(Dataset items)
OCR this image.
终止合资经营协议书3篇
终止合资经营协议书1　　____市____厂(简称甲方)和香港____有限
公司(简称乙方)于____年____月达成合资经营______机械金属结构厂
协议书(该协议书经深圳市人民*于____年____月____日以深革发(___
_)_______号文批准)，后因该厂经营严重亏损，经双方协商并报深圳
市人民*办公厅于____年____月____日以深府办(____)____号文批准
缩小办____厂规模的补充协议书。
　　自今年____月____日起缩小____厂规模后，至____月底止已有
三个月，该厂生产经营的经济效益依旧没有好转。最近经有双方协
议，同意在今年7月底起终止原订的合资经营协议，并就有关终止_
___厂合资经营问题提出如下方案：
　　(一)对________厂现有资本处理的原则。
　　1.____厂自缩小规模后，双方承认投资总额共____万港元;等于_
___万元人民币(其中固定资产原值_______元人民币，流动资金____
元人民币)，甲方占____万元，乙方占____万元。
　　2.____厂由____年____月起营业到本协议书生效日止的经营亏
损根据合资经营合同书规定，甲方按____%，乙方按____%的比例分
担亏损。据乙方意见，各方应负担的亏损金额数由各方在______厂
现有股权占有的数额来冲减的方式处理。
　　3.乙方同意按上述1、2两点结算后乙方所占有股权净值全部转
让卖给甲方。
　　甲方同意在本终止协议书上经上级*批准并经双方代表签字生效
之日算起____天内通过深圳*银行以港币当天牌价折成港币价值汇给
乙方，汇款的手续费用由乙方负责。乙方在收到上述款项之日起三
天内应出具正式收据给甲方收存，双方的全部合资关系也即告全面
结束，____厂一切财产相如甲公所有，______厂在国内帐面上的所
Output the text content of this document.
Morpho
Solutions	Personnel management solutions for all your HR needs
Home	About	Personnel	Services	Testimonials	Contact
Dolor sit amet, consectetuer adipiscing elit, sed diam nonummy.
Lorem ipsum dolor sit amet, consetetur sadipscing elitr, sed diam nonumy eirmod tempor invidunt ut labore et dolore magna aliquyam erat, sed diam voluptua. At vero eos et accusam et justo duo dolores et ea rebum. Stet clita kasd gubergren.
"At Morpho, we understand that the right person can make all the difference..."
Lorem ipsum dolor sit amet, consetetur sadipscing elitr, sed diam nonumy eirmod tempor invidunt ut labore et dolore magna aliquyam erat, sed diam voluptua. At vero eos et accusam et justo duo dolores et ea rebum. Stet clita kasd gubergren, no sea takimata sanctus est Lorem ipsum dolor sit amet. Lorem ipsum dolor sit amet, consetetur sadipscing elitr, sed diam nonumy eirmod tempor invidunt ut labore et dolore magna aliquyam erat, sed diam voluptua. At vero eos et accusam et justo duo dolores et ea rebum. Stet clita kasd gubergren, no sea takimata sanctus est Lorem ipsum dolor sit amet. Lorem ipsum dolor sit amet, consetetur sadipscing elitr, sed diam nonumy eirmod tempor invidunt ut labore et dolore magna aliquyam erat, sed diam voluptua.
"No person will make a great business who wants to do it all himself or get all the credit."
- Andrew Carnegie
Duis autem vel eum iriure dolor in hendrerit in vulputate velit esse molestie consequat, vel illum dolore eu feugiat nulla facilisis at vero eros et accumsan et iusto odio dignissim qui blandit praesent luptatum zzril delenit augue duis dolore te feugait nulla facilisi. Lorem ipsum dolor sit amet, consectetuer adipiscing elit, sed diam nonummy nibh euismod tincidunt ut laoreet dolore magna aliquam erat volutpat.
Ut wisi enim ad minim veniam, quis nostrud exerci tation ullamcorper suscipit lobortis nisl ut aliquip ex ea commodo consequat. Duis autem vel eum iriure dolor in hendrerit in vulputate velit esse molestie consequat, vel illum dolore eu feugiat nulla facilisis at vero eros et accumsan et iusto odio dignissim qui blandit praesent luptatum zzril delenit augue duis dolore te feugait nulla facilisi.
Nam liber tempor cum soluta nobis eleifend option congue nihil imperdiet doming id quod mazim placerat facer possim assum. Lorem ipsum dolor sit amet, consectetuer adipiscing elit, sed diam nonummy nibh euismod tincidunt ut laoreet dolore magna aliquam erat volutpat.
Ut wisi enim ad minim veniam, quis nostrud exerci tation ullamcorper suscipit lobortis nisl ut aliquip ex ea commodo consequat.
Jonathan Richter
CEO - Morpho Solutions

## Instructions for the task
From the listing, copy each line containing the word "make".

## Exercise result
"At Morpho, we understand that the right person can make all the difference..."
"No person will make a great business who wants to do it all himself or get all the credit."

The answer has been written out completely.